### DIRECTION
Look through the lines below and extract each one that contains "pred".

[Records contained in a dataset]
------------------------------------

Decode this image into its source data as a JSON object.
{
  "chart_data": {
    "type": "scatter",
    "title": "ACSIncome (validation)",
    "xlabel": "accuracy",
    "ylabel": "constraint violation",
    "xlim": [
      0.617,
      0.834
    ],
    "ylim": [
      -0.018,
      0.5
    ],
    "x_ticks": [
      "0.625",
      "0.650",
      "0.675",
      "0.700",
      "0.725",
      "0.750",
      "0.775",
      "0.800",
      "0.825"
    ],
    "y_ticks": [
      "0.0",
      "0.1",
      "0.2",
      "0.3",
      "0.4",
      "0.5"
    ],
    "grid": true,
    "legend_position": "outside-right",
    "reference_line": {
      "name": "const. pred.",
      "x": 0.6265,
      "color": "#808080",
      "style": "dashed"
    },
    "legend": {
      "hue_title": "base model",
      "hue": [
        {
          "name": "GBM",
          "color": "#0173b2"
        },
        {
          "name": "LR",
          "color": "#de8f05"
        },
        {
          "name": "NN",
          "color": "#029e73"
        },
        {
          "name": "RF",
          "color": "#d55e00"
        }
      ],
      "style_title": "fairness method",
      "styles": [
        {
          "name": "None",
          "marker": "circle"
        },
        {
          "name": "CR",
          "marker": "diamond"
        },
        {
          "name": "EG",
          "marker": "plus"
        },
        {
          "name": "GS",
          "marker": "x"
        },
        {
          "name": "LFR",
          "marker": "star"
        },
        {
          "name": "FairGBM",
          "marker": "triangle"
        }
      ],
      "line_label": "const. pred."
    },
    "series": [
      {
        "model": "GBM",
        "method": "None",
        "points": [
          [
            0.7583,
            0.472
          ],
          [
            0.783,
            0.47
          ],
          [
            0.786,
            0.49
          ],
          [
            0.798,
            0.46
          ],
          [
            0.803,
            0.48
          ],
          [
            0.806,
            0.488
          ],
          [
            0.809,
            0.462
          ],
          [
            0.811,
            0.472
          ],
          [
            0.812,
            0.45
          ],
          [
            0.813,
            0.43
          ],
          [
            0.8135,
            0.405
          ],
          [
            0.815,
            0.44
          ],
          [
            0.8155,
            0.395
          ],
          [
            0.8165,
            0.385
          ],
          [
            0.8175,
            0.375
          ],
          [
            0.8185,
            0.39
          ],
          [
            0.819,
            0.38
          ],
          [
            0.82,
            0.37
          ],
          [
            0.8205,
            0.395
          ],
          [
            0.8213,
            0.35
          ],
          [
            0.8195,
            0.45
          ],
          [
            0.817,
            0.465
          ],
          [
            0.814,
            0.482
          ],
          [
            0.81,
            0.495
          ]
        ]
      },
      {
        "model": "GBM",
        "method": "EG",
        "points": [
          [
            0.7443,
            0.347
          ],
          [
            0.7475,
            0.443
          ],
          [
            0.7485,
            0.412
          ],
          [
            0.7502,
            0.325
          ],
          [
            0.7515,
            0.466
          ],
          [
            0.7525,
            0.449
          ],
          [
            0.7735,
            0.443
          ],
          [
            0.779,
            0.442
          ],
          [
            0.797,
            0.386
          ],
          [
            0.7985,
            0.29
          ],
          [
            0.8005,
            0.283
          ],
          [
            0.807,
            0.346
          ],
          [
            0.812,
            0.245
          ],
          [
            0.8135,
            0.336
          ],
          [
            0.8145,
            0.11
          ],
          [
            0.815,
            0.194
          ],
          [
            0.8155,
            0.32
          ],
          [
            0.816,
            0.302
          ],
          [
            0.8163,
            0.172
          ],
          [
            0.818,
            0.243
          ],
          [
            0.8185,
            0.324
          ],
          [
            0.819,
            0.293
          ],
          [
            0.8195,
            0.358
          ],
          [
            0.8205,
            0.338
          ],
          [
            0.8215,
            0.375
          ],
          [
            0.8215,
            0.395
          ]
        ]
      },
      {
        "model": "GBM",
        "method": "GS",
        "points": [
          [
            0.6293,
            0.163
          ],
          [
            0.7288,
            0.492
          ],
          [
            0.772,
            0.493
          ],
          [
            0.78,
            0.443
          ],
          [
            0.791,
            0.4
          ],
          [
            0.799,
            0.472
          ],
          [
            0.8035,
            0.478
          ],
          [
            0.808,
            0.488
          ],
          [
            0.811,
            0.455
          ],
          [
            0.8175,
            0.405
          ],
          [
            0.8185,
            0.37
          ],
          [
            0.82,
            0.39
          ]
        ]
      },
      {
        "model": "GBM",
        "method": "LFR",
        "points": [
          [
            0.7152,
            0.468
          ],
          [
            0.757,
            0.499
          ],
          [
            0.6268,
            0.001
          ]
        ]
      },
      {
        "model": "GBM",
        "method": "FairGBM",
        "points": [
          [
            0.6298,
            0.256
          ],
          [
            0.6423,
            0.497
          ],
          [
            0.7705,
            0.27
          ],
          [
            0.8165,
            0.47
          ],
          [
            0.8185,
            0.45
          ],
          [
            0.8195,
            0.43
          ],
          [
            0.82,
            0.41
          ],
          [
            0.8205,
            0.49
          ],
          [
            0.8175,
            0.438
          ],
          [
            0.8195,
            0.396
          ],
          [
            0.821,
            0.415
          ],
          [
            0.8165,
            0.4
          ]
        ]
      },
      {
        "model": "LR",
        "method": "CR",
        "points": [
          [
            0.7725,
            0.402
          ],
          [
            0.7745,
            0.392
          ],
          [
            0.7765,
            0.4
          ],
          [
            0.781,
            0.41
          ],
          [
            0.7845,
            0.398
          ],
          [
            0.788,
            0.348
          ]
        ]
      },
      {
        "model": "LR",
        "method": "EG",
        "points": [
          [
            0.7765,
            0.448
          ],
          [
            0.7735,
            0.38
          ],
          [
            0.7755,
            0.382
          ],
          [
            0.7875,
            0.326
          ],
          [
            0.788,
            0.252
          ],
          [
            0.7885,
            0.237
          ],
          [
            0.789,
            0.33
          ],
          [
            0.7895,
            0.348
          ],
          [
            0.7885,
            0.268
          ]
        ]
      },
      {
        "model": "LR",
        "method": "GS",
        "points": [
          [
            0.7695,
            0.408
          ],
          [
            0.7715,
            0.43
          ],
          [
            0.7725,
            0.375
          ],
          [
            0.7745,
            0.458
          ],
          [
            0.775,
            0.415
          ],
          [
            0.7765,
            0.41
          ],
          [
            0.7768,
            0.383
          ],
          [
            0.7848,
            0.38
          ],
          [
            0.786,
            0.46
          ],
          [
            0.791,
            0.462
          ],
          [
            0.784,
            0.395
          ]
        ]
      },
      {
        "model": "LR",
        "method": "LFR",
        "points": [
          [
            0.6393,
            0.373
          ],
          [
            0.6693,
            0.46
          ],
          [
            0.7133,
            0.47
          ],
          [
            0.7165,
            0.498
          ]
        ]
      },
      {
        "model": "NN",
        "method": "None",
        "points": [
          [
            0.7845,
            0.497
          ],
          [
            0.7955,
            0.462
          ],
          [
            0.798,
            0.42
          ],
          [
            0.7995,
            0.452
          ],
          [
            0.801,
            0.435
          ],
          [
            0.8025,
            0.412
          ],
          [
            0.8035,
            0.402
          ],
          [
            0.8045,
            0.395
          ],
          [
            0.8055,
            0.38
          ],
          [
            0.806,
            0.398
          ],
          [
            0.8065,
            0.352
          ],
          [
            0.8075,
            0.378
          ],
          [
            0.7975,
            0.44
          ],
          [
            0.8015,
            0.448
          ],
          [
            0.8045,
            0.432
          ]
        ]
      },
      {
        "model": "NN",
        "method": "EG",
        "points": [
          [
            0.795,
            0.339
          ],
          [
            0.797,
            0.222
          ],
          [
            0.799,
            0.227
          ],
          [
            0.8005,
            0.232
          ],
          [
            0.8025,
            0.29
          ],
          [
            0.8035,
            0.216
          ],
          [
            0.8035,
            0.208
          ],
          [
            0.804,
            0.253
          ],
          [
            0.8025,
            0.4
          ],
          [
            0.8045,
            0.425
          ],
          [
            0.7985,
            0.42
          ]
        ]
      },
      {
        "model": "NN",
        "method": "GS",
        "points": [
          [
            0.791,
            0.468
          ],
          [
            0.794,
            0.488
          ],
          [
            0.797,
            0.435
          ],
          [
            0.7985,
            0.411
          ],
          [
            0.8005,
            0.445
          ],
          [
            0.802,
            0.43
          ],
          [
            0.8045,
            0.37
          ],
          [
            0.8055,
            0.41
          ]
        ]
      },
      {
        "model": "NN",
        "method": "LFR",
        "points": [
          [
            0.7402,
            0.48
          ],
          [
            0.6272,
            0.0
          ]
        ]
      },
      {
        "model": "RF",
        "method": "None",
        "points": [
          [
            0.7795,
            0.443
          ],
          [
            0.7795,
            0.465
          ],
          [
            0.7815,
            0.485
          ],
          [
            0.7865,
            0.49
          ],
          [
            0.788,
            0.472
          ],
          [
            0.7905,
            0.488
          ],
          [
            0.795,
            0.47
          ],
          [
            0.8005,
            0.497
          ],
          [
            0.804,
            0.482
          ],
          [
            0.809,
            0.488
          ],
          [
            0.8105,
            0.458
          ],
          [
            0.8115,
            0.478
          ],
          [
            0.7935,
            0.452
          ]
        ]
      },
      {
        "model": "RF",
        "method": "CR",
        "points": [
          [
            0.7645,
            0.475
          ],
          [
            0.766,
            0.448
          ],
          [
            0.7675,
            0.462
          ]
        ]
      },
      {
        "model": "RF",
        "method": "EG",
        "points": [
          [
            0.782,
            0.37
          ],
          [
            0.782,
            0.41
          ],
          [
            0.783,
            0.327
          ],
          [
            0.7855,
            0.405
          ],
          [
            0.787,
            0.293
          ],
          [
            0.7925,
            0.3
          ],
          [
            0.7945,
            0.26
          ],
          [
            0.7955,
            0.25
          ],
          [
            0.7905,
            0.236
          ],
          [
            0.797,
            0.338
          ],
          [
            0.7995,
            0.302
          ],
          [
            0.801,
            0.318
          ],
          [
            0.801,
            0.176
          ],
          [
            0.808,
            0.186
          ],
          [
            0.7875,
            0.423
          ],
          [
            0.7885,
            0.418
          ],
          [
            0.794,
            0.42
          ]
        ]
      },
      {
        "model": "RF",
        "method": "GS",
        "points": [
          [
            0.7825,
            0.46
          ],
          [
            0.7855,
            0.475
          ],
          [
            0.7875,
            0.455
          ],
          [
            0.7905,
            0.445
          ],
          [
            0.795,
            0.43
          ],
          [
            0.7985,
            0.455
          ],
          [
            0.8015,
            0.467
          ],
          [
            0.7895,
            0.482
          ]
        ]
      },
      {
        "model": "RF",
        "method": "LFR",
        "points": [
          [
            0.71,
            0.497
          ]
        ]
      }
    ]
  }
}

------------------------------------

### FINISHED ANSWER
      "name": "const. pred.",
      "line_label": "const. pred."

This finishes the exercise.